# REQUIRED WORK
Gather every line below where "العامة" appears.

===== INPUT MATERIAL =====

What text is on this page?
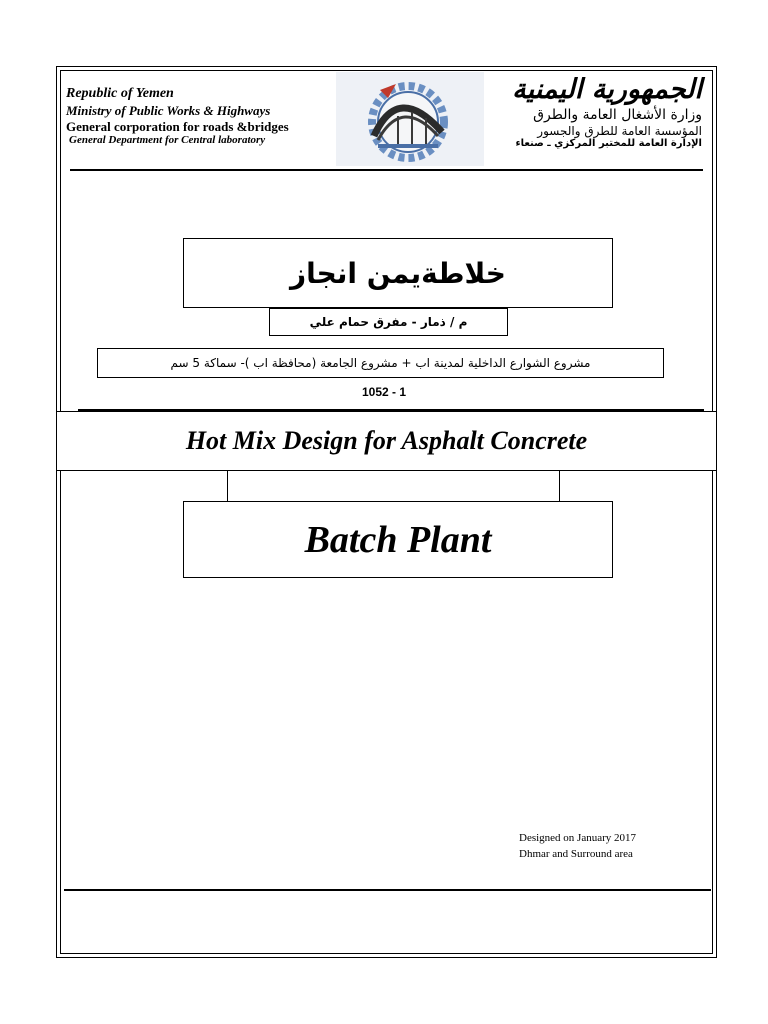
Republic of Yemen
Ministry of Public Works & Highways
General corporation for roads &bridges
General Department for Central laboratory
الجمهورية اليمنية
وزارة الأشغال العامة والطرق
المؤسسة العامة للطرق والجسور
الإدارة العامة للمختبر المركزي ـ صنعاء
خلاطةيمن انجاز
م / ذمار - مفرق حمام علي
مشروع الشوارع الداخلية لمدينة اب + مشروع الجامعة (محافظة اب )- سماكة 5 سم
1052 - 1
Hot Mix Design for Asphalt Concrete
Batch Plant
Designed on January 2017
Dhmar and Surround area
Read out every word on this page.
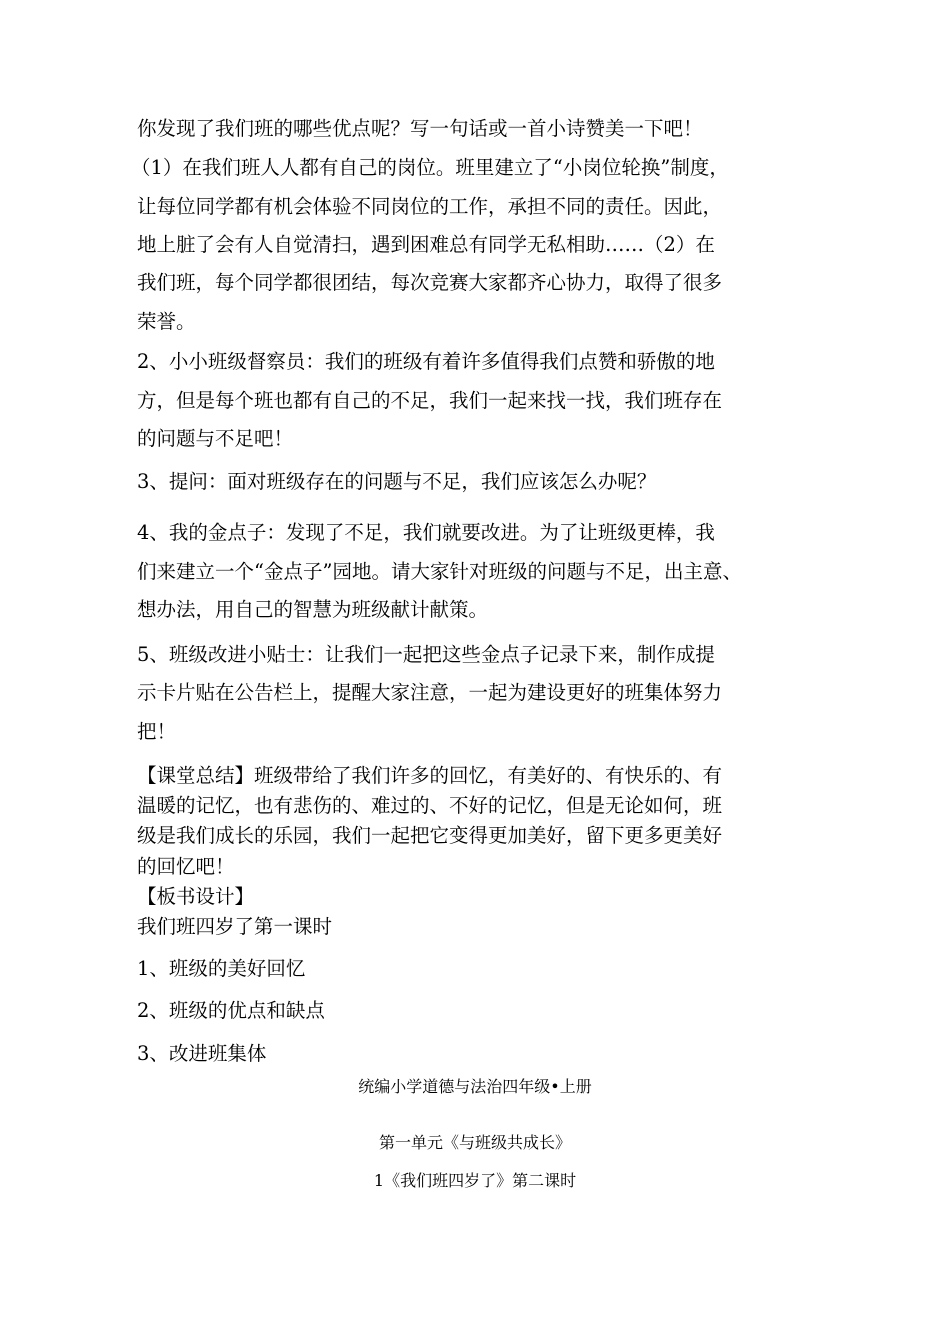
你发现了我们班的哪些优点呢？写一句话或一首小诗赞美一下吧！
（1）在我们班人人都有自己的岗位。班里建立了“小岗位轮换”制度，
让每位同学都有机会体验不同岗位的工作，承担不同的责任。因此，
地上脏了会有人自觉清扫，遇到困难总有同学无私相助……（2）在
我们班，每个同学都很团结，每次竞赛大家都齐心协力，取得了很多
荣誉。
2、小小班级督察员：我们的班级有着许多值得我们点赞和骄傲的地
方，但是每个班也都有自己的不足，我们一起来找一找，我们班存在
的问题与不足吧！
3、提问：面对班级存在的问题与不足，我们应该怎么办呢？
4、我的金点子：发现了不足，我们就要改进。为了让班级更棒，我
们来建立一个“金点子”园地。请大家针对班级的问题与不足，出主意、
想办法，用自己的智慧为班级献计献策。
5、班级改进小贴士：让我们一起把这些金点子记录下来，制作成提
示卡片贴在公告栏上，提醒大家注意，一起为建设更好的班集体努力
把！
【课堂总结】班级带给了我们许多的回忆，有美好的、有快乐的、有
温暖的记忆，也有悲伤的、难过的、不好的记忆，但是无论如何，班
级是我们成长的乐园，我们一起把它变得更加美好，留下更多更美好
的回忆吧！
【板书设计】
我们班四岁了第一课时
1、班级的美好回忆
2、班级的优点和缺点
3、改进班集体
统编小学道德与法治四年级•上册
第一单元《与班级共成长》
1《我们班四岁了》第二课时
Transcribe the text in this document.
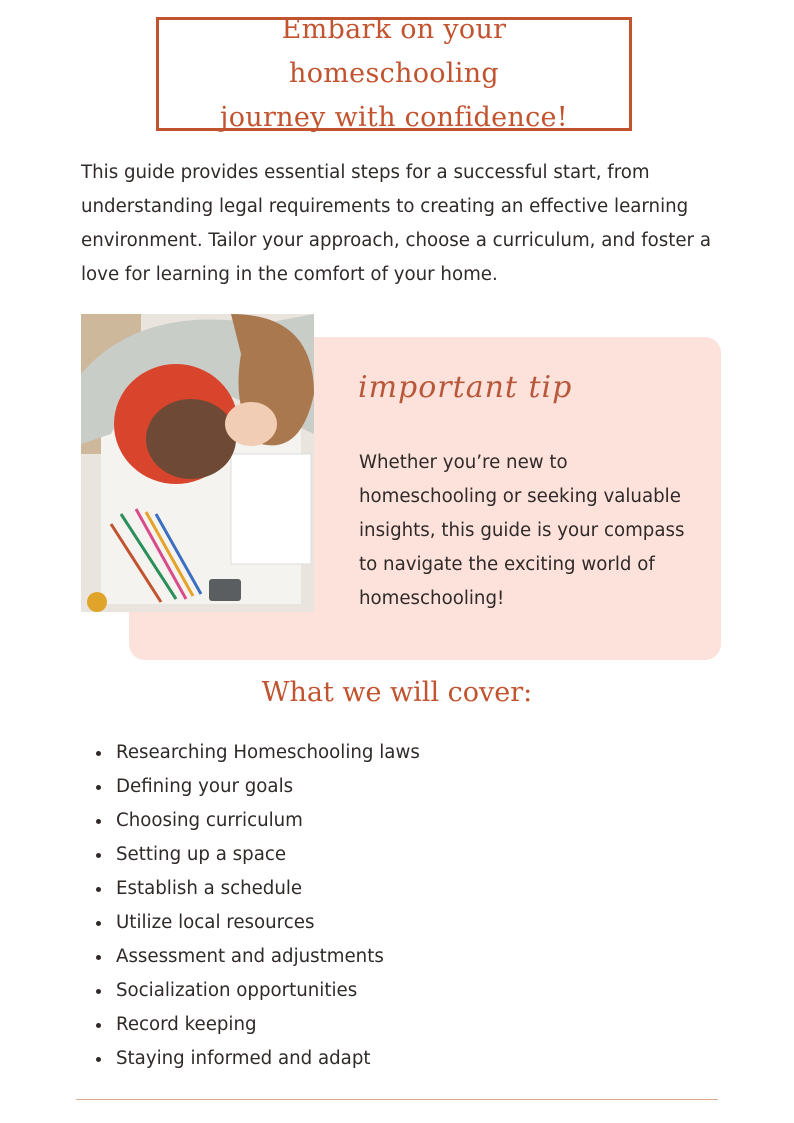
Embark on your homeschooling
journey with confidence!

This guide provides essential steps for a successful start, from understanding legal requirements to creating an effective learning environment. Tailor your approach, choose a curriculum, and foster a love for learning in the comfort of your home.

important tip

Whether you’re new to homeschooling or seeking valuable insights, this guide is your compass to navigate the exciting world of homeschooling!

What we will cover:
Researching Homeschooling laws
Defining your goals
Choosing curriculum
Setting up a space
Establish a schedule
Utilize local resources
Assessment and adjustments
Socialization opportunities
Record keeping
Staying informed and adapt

=====
===== INPUT MATERIAL =====

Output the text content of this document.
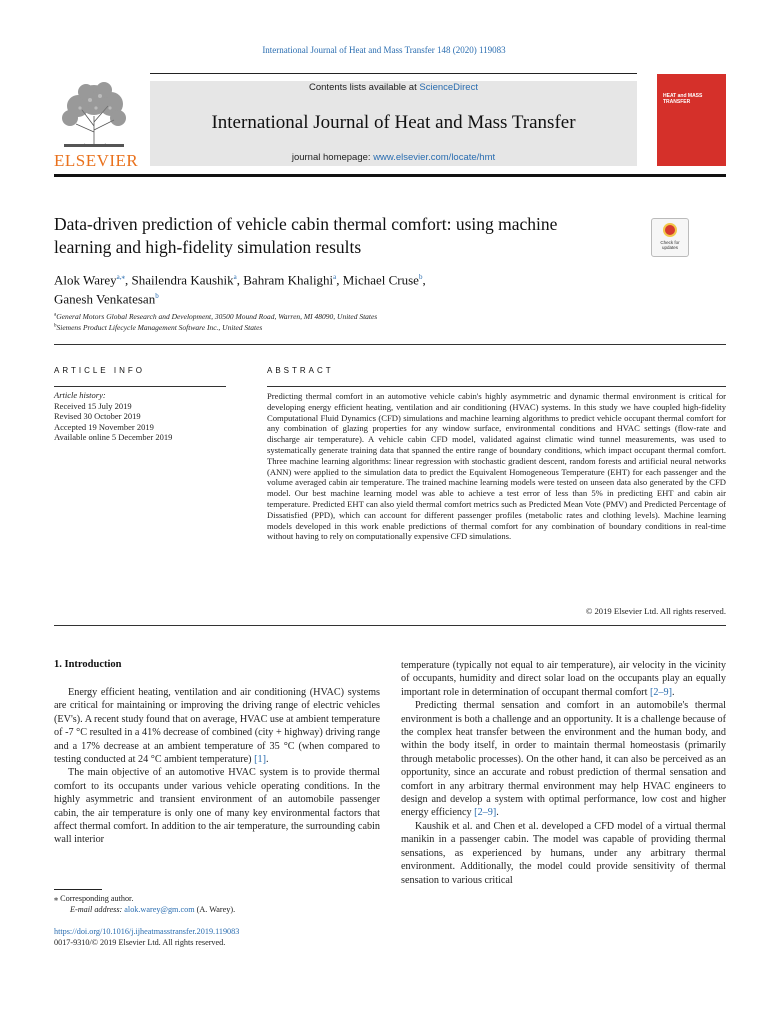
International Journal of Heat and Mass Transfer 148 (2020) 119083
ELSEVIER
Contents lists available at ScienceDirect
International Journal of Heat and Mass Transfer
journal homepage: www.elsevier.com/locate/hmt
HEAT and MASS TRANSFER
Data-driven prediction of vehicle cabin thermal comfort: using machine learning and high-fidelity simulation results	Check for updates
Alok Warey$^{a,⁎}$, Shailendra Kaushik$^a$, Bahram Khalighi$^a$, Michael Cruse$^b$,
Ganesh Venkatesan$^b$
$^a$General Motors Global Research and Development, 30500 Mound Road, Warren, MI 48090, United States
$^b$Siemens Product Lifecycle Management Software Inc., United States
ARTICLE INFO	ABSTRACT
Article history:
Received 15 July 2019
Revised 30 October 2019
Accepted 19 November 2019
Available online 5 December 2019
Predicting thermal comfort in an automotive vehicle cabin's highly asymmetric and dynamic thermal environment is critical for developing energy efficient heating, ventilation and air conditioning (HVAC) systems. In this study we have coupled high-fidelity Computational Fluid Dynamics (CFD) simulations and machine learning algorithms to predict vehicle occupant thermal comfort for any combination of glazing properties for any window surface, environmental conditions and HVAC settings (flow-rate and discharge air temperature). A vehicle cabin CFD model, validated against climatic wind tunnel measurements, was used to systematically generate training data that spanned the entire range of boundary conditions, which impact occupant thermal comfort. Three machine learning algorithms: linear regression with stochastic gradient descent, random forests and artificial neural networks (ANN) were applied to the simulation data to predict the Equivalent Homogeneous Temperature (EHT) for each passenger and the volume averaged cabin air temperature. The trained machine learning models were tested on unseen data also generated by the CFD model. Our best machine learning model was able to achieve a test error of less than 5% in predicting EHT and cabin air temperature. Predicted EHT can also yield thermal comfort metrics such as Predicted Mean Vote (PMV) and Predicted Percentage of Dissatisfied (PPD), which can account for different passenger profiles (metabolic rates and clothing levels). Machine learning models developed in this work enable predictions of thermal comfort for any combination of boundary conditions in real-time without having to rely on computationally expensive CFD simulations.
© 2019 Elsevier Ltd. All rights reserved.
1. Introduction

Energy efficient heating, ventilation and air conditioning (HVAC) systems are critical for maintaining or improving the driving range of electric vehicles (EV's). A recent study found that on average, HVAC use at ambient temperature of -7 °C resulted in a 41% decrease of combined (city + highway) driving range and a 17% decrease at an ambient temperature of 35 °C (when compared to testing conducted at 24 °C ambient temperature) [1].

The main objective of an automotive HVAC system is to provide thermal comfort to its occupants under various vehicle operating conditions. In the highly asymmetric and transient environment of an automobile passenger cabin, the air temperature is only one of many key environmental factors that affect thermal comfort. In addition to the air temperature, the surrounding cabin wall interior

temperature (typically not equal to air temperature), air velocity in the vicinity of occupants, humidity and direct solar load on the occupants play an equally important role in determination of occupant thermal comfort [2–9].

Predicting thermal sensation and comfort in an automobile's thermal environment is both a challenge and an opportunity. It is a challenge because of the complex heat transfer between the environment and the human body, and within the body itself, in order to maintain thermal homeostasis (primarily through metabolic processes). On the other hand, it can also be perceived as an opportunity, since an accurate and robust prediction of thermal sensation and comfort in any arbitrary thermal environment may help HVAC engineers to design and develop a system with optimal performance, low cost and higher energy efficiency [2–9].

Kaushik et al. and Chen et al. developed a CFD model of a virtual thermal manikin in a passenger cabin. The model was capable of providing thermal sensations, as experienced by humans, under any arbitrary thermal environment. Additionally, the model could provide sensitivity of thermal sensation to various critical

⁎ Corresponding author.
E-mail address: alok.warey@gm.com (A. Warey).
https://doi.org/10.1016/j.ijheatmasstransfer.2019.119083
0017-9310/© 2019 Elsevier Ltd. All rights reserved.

=====

# WORKED SOLUTION
وزارة الأشغال العامة والطرق
المؤسسة العامة للطرق والجسور
الإدارة العامة للمختبر المركزي ـ صنعاء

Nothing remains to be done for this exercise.